>> Start DATA PROVIDED

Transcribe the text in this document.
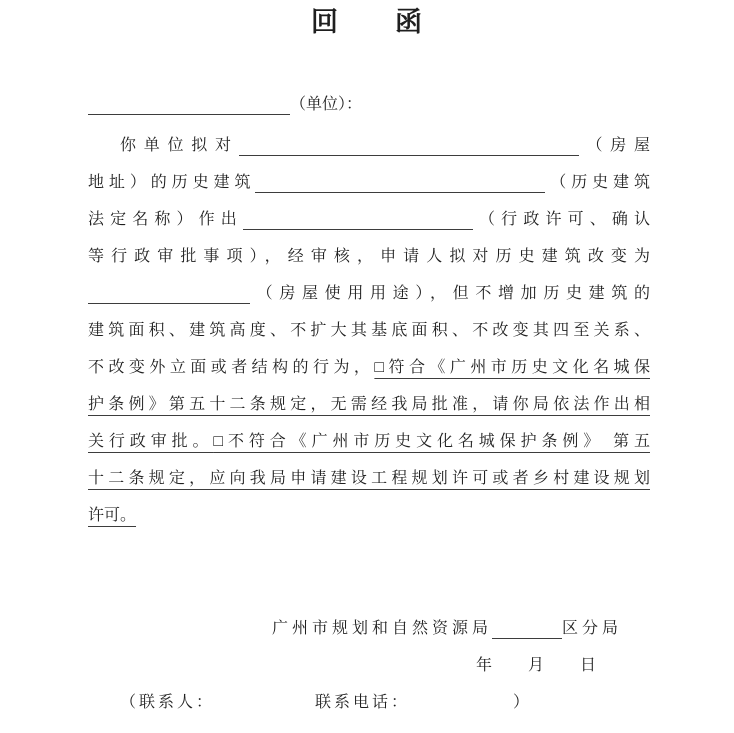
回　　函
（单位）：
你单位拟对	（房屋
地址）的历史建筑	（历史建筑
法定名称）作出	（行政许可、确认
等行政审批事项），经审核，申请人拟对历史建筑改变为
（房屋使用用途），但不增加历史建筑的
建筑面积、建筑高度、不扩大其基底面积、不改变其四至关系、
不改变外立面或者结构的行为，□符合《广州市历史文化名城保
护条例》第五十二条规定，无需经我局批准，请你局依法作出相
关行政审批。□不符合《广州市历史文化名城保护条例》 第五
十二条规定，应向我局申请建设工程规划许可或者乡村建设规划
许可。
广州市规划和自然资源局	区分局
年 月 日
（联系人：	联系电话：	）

>> End DATA PROVIDED

[TASK GOAL] Without including the pictures, return each record above exactly as it stands.

[ANSWER BELOW]
Transcribe the text in this document.
回　　函
（单位）：
你单位拟对	（房屋
地址）的历史建筑	（历史建筑
法定名称）作出	（行政许可、确认
等行政审批事项），经审核，申请人拟对历史建筑改变为
（房屋使用用途），但不增加历史建筑的
建筑面积、建筑高度、不扩大其基底面积、不改变其四至关系、
不改变外立面或者结构的行为，□符合《广州市历史文化名城保
护条例》第五十二条规定，无需经我局批准，请你局依法作出相
关行政审批。□不符合《广州市历史文化名城保护条例》 第五
十二条规定，应向我局申请建设工程规划许可或者乡村建设规划
许可。
广州市规划和自然资源局	区分局
年 月 日
（联系人：	联系电话：	）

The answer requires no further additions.